-- AIM OF THE EXERCISE --
Copy every entry exactly as given, minus the images.

-- DATA RECORDS --
--- Start ---

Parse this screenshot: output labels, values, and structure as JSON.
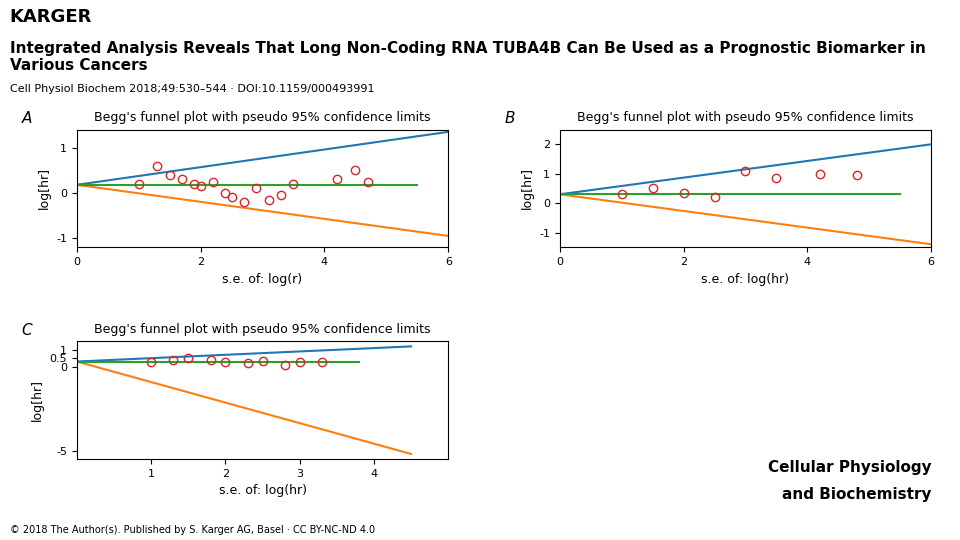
{
  "title": "Integrated Analysis Reveals That Long Non-Coding RNA TUBA4B Can Be Used as a Prognostic Biomarker in Various Cancers",
  "subtitle": "Cell Physiol Biochem 2018;49:530–544 · DOI:10.1159/000493991",
  "annotations": [
    "KARGER",
    "© 2018 The Author(s). Published by S. Karger AG, Basel · CC BY-NC-ND 4.0",
    "Cellular Physiology",
    "and Biochemistry"
  ],
  "chart_data": [
    {
      "type": "scatter",
      "title": "Begg's funnel plot with pseudo 95% confidence limits",
      "xlabel": "s.e. of: log(r)",
      "ylabel": "log[hr]",
      "annotations": [
        "A"
      ],
      "xlim": [
        0,
        6
      ],
      "ylim": [
        -1.2,
        1.4
      ],
      "xticks": [
        0,
        2,
        4,
        6
      ],
      "yticks": [
        -1,
        0,
        1
      ],
      "series": [
        {
          "type": "line",
          "x": [
            0,
            6.0
          ],
          "values": [
            0.18,
            1.35
          ]
        },
        {
          "type": "line",
          "x": [
            0,
            6.0
          ],
          "values": [
            0.18,
            -0.95
          ]
        },
        {
          "type": "line",
          "x": [
            0,
            5.5
          ],
          "values": [
            0.18,
            0.18
          ]
        },
        {
          "type": "scatter",
          "marker": "o",
          "x": [
            1.0,
            1.3,
            1.5,
            1.7,
            1.9,
            2.0,
            2.2,
            2.4,
            2.5,
            2.7,
            2.9,
            3.1,
            3.3,
            3.5,
            4.2,
            4.5,
            4.7
          ],
          "values": [
            0.2,
            0.6,
            0.4,
            0.3,
            0.2,
            0.15,
            0.25,
            0.0,
            -0.1,
            -0.2,
            0.1,
            -0.15,
            -0.05,
            0.2,
            0.3,
            0.5,
            0.25
          ]
        }
      ]
    },
    {
      "type": "scatter",
      "title": "Begg's funnel plot with pseudo 95% confidence limits",
      "xlabel": "s.e. of: log(hr)",
      "ylabel": "log[hr]",
      "annotations": [
        "B"
      ],
      "xlim": [
        0,
        6
      ],
      "ylim": [
        -1.5,
        2.5
      ],
      "xticks": [
        0,
        2,
        4,
        6
      ],
      "yticks": [
        -1,
        0,
        1,
        2
      ],
      "series": [
        {
          "type": "line",
          "x": [
            0,
            6.0
          ],
          "values": [
            0.3,
            2.0
          ]
        },
        {
          "type": "line",
          "x": [
            0,
            6.0
          ],
          "values": [
            0.3,
            -1.4
          ]
        },
        {
          "type": "line",
          "x": [
            0,
            5.5
          ],
          "values": [
            0.3,
            0.3
          ]
        },
        {
          "type": "scatter",
          "marker": "o",
          "x": [
            1.0,
            1.5,
            2.0,
            2.5,
            3.0,
            3.5,
            4.2,
            4.8
          ],
          "values": [
            0.3,
            0.5,
            0.35,
            0.2,
            1.1,
            0.85,
            1.0,
            0.95
          ]
        }
      ]
    },
    {
      "type": "scatter",
      "title": "Begg's funnel plot with pseudo 95% confidence limits",
      "xlabel": "s.e. of: log(hr)",
      "ylabel": "log[hr]",
      "annotations": [
        "C"
      ],
      "xlim": [
        0,
        5
      ],
      "ylim": [
        -5.5,
        1.5
      ],
      "xticks": [
        1,
        2,
        3,
        4
      ],
      "yticks": [
        -5,
        0,
        0.5,
        1
      ],
      "series": [
        {
          "type": "line",
          "x": [
            0,
            4.5
          ],
          "values": [
            0.3,
            1.2
          ]
        },
        {
          "type": "line",
          "x": [
            0,
            4.5
          ],
          "values": [
            0.3,
            -5.2
          ]
        },
        {
          "type": "line",
          "x": [
            0,
            3.8
          ],
          "values": [
            0.3,
            0.3
          ]
        },
        {
          "type": "scatter",
          "marker": "o",
          "x": [
            1.0,
            1.3,
            1.5,
            1.8,
            2.0,
            2.3,
            2.5,
            2.8,
            3.0,
            3.3
          ],
          "values": [
            0.3,
            0.4,
            0.5,
            0.4,
            0.3,
            0.2,
            0.35,
            0.1,
            0.25,
            0.3
          ]
        }
      ]
    }
  ]
}
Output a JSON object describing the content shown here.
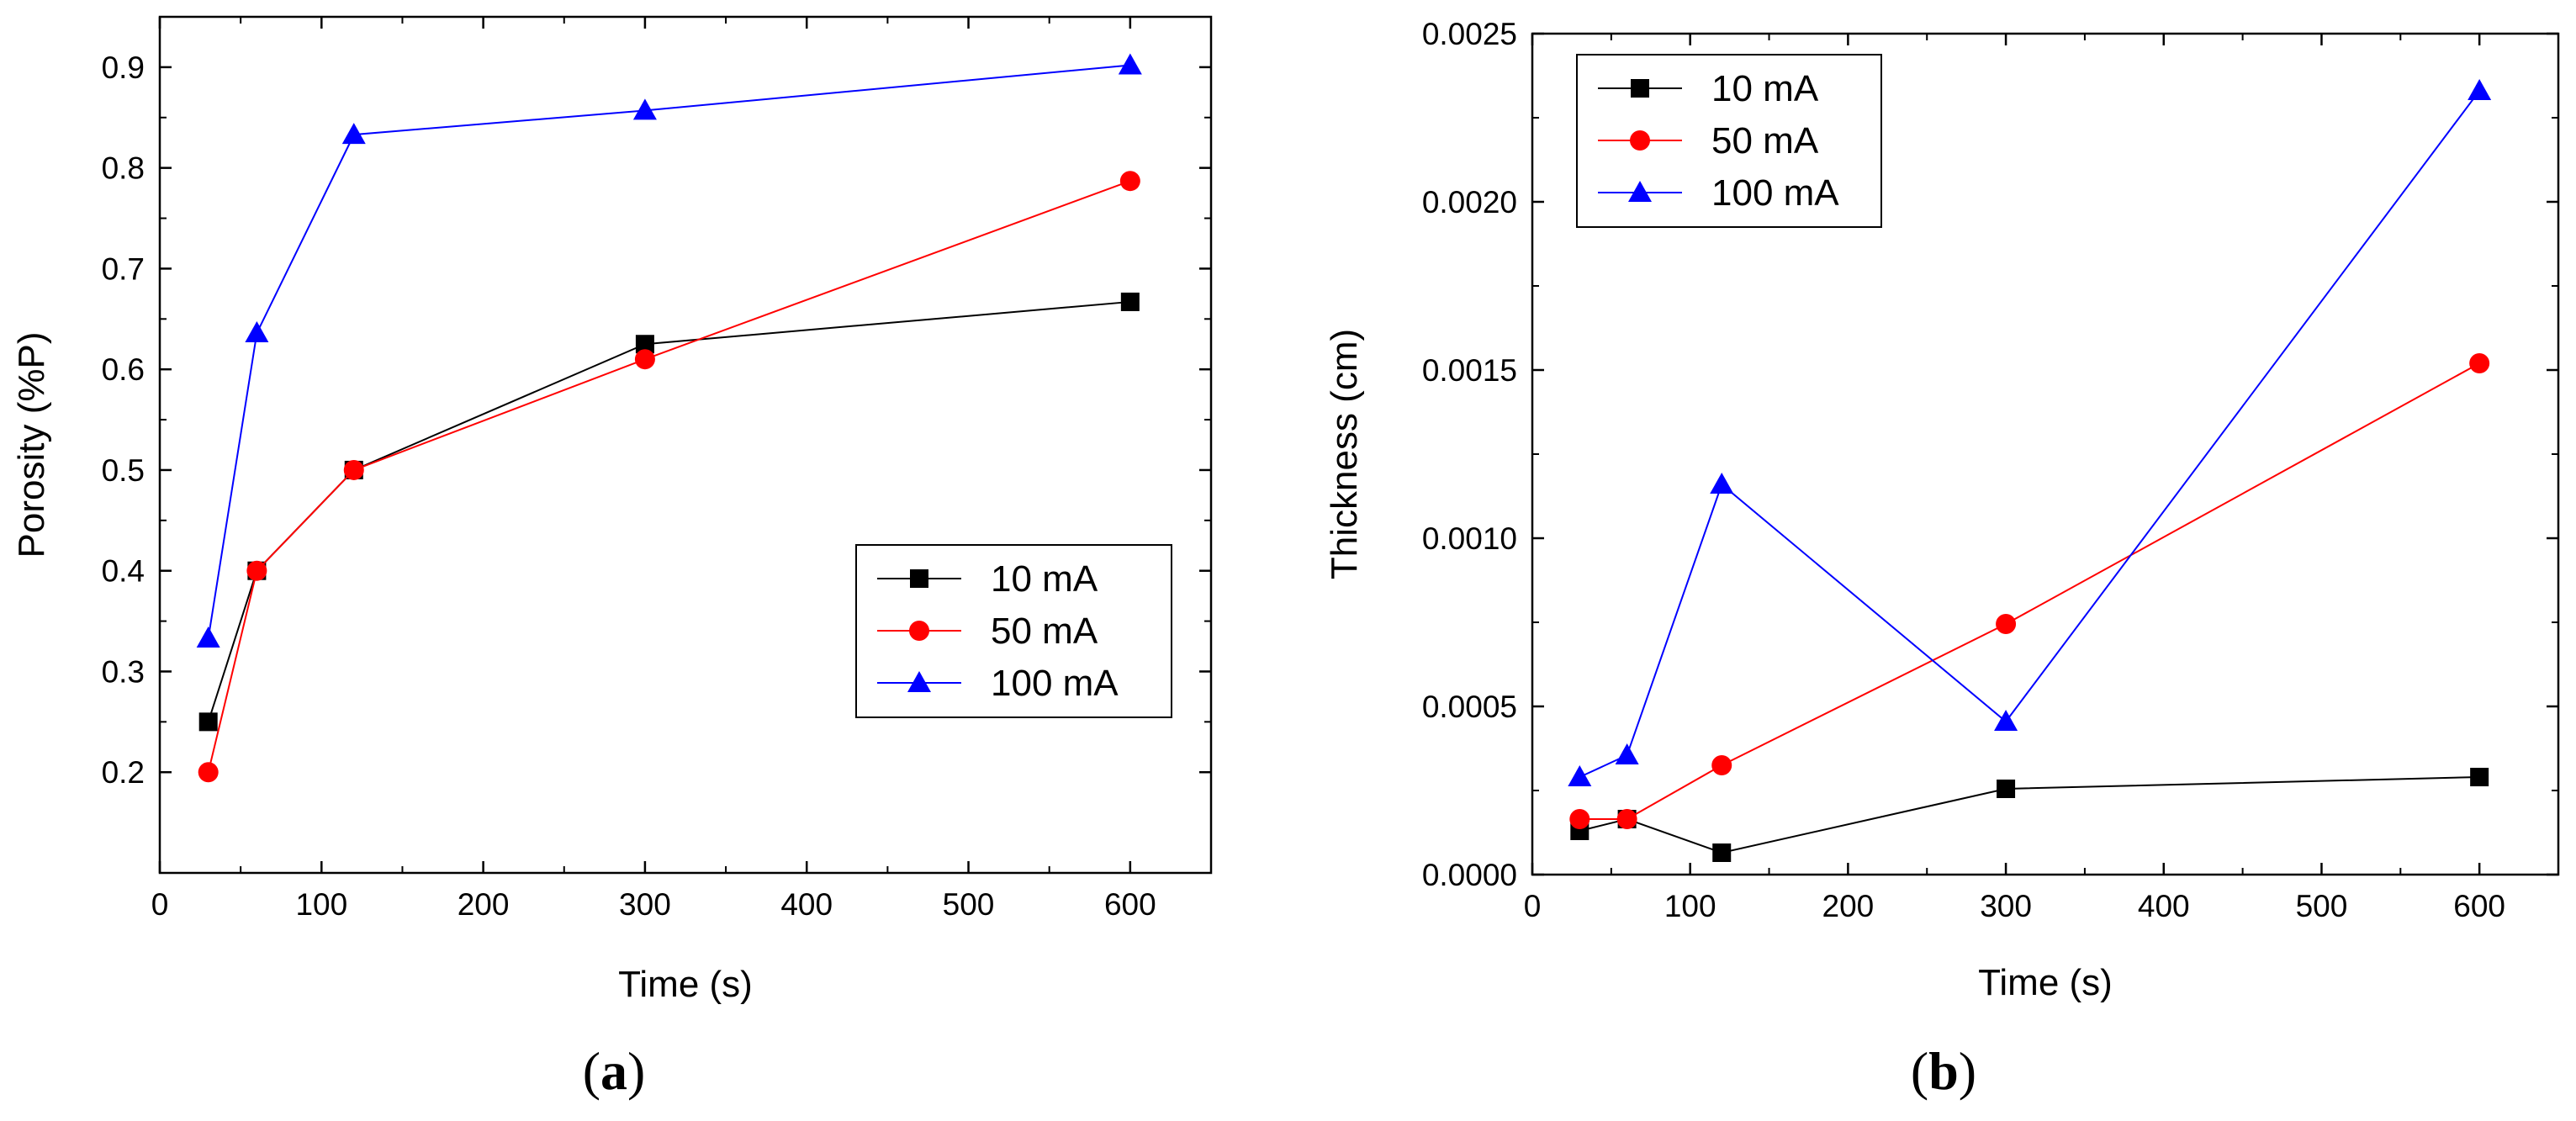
{
  "chart_data": [
    {
      "type": "line",
      "panel_label": "(a)",
      "xlabel": "Time (s)",
      "ylabel": "Porosity (%P)",
      "xlim": [
        0,
        650
      ],
      "ylim": [
        0.1,
        0.95
      ],
      "xticks": [
        "0",
        "100",
        "200",
        "300",
        "400",
        "500",
        "600"
      ],
      "yticks": [
        "0.2",
        "0.3",
        "0.4",
        "0.5",
        "0.6",
        "0.7",
        "0.8",
        "0.9"
      ],
      "legend_position": "bottom-right",
      "series": [
        {
          "name": "10 mA",
          "color": "#000000",
          "marker": "square",
          "x": [
            30,
            60,
            120,
            300,
            600
          ],
          "values": [
            0.25,
            0.4,
            0.5,
            0.625,
            0.667
          ]
        },
        {
          "name": "50 mA",
          "color": "#ff0000",
          "marker": "circle",
          "x": [
            30,
            60,
            120,
            300,
            600
          ],
          "values": [
            0.2,
            0.4,
            0.5,
            0.61,
            0.787
          ]
        },
        {
          "name": "100 mA",
          "color": "#0000ff",
          "marker": "triangle",
          "x": [
            30,
            60,
            120,
            300,
            600
          ],
          "values": [
            0.333,
            0.636,
            0.833,
            0.857,
            0.902
          ]
        }
      ]
    },
    {
      "type": "line",
      "panel_label": "(b)",
      "xlabel": "Time (s)",
      "ylabel": "Thickness (cm)",
      "xlim": [
        0,
        650
      ],
      "ylim": [
        0.0,
        0.0025
      ],
      "xticks": [
        "0",
        "100",
        "200",
        "300",
        "400",
        "500",
        "600"
      ],
      "yticks": [
        "0.0000",
        "0.0005",
        "0.0010",
        "0.0015",
        "0.0020",
        "0.0025"
      ],
      "legend_position": "top-left",
      "series": [
        {
          "name": "10 mA",
          "color": "#000000",
          "marker": "square",
          "x": [
            30,
            60,
            120,
            300,
            600
          ],
          "values": [
            0.00013,
            0.000165,
            6.5e-05,
            0.000255,
            0.00029
          ]
        },
        {
          "name": "50 mA",
          "color": "#ff0000",
          "marker": "circle",
          "x": [
            30,
            60,
            120,
            300,
            600
          ],
          "values": [
            0.000165,
            0.000165,
            0.000325,
            0.000745,
            0.00152
          ]
        },
        {
          "name": "100 mA",
          "color": "#0000ff",
          "marker": "triangle",
          "x": [
            30,
            60,
            120,
            300,
            600
          ],
          "values": [
            0.00029,
            0.000355,
            0.00116,
            0.000455,
            0.00233
          ]
        }
      ]
    }
  ]
}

--- End ---

-- WRITTEN SOLUTION --
Parse this screenshot: output labels, values, and structure as JSON.
{
  "title": "Integrated Analysis Reveals That Long Non-Coding RNA TUBA4B Can Be Used as a Prognostic Biomarker in Various Cancers",
  "subtitle": "Cell Physiol Biochem 2018;49:530–544 · DOI:10.1159/000493991",
  "annotations": [
    "KARGER",
    "© 2018 The Author(s). Published by S. Karger AG, Basel · CC BY-NC-ND 4.0",
    "Cellular Physiology",
    "and Biochemistry"
  ],
  "chart_data": [
    {
      "type": "scatter",
      "title": "Begg's funnel plot with pseudo 95% confidence limits",
      "xlabel": "s.e. of: log(r)",
      "ylabel": "log[hr]",
      "annotations": [
        "A"
      ],
      "xlim": [
        0,
        6
      ],
      "ylim": [
        -1.2,
        1.4
      ],
      "xticks": [
        0,
        2,
        4,
        6
      ],
      "yticks": [
        -1,
        0,
        1
      ],
      "series": [
        {
          "type": "line",
          "x": [
            0,
            6.0
          ],
          "values": [
            0.18,
            1.35
          ]
        },
        {
          "type": "line",
          "x": [
            0,
            6.0
          ],
          "values": [
            0.18,
            -0.95
          ]
        },
        {
          "type": "line",
          "x": [
            0,
            5.5
          ],
          "values": [
            0.18,
            0.18
          ]
        },
        {
          "type": "scatter",
          "marker": "o",
          "x": [
            1.0,
            1.3,
            1.5,
            1.7,
            1.9,
            2.0,
            2.2,
            2.4,
            2.5,
            2.7,
            2.9,
            3.1,
            3.3,
            3.5,
            4.2,
            4.5,
            4.7
          ],
          "values": [
            0.2,
            0.6,
            0.4,
            0.3,
            0.2,
            0.15,
            0.25,
            0.0,
            -0.1,
            -0.2,
            0.1,
            -0.15,
            -0.05,
            0.2,
            0.3,
            0.5,
            0.25
          ]
        }
      ]
    },
    {
      "type": "scatter",
      "title": "Begg's funnel plot with pseudo 95% confidence limits",
      "xlabel": "s.e. of: log(hr)",
      "ylabel": "log[hr]",
      "annotations": [
        "B"
      ],
      "xlim": [
        0,
        6
      ],
      "ylim": [
        -1.5,
        2.5
      ],
      "xticks": [
        0,
        2,
        4,
        6
      ],
      "yticks": [
        -1,
        0,
        1,
        2
      ],
      "series": [
        {
          "type": "line",
          "x": [
            0,
            6.0
          ],
          "values": [
            0.3,
            2.0
          ]
        },
        {
          "type": "line",
          "x": [
            0,
            6.0
          ],
          "values": [
            0.3,
            -1.4
          ]
        },
        {
          "type": "line",
          "x": [
            0,
            5.5
          ],
          "values": [
            0.3,
            0.3
          ]
        },
        {
          "type": "scatter",
          "marker": "o",
          "x": [
            1.0,
            1.5,
            2.0,
            2.5,
            3.0,
            3.5,
            4.2,
            4.8
          ],
          "values": [
            0.3,
            0.5,
            0.35,
            0.2,
            1.1,
            0.85,
            1.0,
            0.95
          ]
        }
      ]
    },
    {
      "type": "scatter",
      "title": "Begg's funnel plot with pseudo 95% confidence limits",
      "xlabel": "s.e. of: log(hr)",
      "ylabel": "log[hr]",
      "annotations": [
        "C"
      ],
      "xlim": [
        0,
        5
      ],
      "ylim": [
        -5.5,
        1.5
      ],
      "xticks": [
        1,
        2,
        3,
        4
      ],
      "yticks": [
        -5,
        0,
        0.5,
        1
      ],
      "series": [
        {
          "type": "line",
          "x": [
            0,
            4.5
          ],
          "values": [
            0.3,
            1.2
          ]
        },
        {
          "type": "line",
          "x": [
            0,
            4.5
          ],
          "values": [
            0.3,
            -5.2
          ]
        },
        {
          "type": "line",
          "x": [
            0,
            3.8
          ],
          "values": [
            0.3,
            0.3
          ]
        },
        {
          "type": "scatter",
          "marker": "o",
          "x": [
            1.0,
            1.3,
            1.5,
            1.8,
            2.0,
            2.3,
            2.5,
            2.8,
            3.0,
            3.3
          ],
          "values": [
            0.3,
            0.4,
            0.5,
            0.4,
            0.3,
            0.2,
            0.35,
            0.1,
            0.25,
            0.3
          ]
        }
      ]
    }
  ]
}
Output a JSON object describing the content shown here.
{
  "chart_data": [
    {
      "type": "line",
      "panel_label": "(a)",
      "xlabel": "Time (s)",
      "ylabel": "Porosity (%P)",
      "xlim": [
        0,
        650
      ],
      "ylim": [
        0.1,
        0.95
      ],
      "xticks": [
        "0",
        "100",
        "200",
        "300",
        "400",
        "500",
        "600"
      ],
      "yticks": [
        "0.2",
        "0.3",
        "0.4",
        "0.5",
        "0.6",
        "0.7",
        "0.8",
        "0.9"
      ],
      "legend_position": "bottom-right",
      "series": [
        {
          "name": "10 mA",
          "color": "#000000",
          "marker": "square",
          "x": [
            30,
            60,
            120,
            300,
            600
          ],
          "values": [
            0.25,
            0.4,
            0.5,
            0.625,
            0.667
          ]
        },
        {
          "name": "50 mA",
          "color": "#ff0000",
          "marker": "circle",
          "x": [
            30,
            60,
            120,
            300,
            600
          ],
          "values": [
            0.2,
            0.4,
            0.5,
            0.61,
            0.787
          ]
        },
        {
          "name": "100 mA",
          "color": "#0000ff",
          "marker": "triangle",
          "x": [
            30,
            60,
            120,
            300,
            600
          ],
          "values": [
            0.333,
            0.636,
            0.833,
            0.857,
            0.902
          ]
        }
      ]
    },
    {
      "type": "line",
      "panel_label": "(b)",
      "xlabel": "Time (s)",
      "ylabel": "Thickness (cm)",
      "xlim": [
        0,
        650
      ],
      "ylim": [
        0.0,
        0.0025
      ],
      "xticks": [
        "0",
        "100",
        "200",
        "300",
        "400",
        "500",
        "600"
      ],
      "yticks": [
        "0.0000",
        "0.0005",
        "0.0010",
        "0.0015",
        "0.0020",
        "0.0025"
      ],
      "legend_position": "top-left",
      "series": [
        {
          "name": "10 mA",
          "color": "#000000",
          "marker": "square",
          "x": [
            30,
            60,
            120,
            300,
            600
          ],
          "values": [
            0.00013,
            0.000165,
            6.5e-05,
            0.000255,
            0.00029
          ]
        },
        {
          "name": "50 mA",
          "color": "#ff0000",
          "marker": "circle",
          "x": [
            30,
            60,
            120,
            300,
            600
          ],
          "values": [
            0.000165,
            0.000165,
            0.000325,
            0.000745,
            0.00152
          ]
        },
        {
          "name": "100 mA",
          "color": "#0000ff",
          "marker": "triangle",
          "x": [
            30,
            60,
            120,
            300,
            600
          ],
          "values": [
            0.00029,
            0.000355,
            0.00116,
            0.000455,
            0.00233
          ]
        }
      ]
    }
  ]
}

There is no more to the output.